— Start of Task input —

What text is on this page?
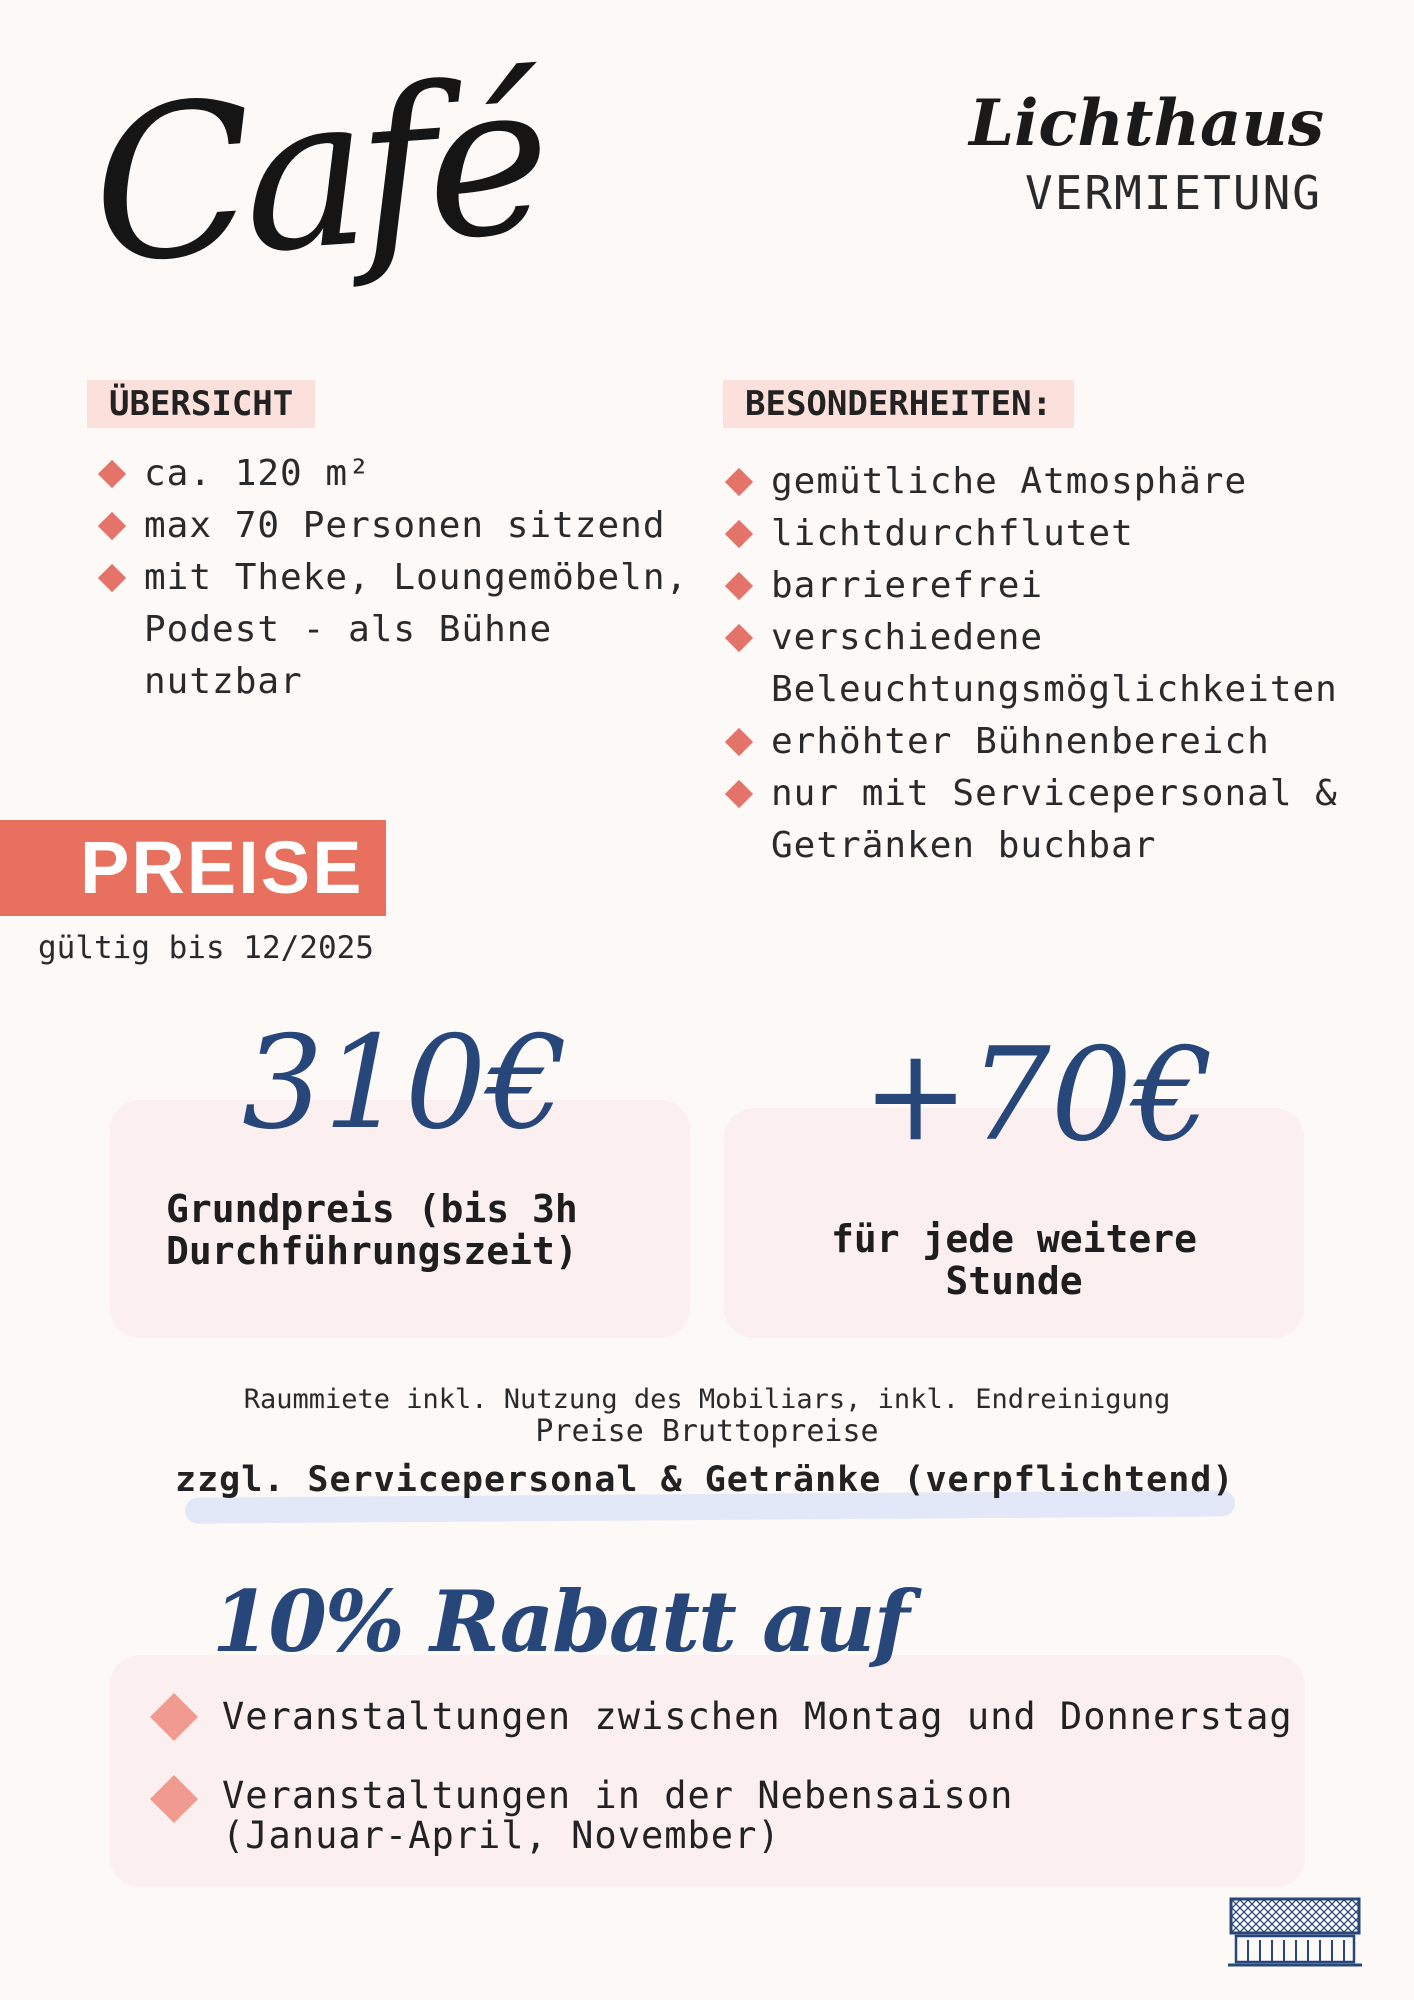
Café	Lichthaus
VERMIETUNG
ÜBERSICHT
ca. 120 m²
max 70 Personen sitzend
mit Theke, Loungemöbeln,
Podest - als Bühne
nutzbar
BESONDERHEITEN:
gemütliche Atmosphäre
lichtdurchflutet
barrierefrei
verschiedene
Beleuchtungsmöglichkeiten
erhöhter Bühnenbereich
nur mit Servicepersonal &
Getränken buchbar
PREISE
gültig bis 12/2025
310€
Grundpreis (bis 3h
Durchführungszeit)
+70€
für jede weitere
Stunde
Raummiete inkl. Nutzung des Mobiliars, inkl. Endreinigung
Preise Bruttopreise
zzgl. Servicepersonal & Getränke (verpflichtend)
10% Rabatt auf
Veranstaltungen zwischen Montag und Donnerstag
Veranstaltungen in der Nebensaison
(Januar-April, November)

— End of Task input —

Work instructions – Leave out the pictures and retype every line above exactly.

Exercise response –
What text is on this page?
Café	Lichthaus
VERMIETUNG
ÜBERSICHT
ca. 120 m²
max 70 Personen sitzend
mit Theke, Loungemöbeln,
Podest - als Bühne
nutzbar
BESONDERHEITEN:
gemütliche Atmosphäre
lichtdurchflutet
barrierefrei
verschiedene
Beleuchtungsmöglichkeiten
erhöhter Bühnenbereich
nur mit Servicepersonal &
Getränken buchbar
PREISE
gültig bis 12/2025
310€
Grundpreis (bis 3h
Durchführungszeit)
+70€
für jede weitere
Stunde
Raummiete inkl. Nutzung des Mobiliars, inkl. Endreinigung
Preise Bruttopreise
zzgl. Servicepersonal & Getränke (verpflichtend)
10% Rabatt auf
Veranstaltungen zwischen Montag und Donnerstag
Veranstaltungen in der Nebensaison
(Januar-April, November)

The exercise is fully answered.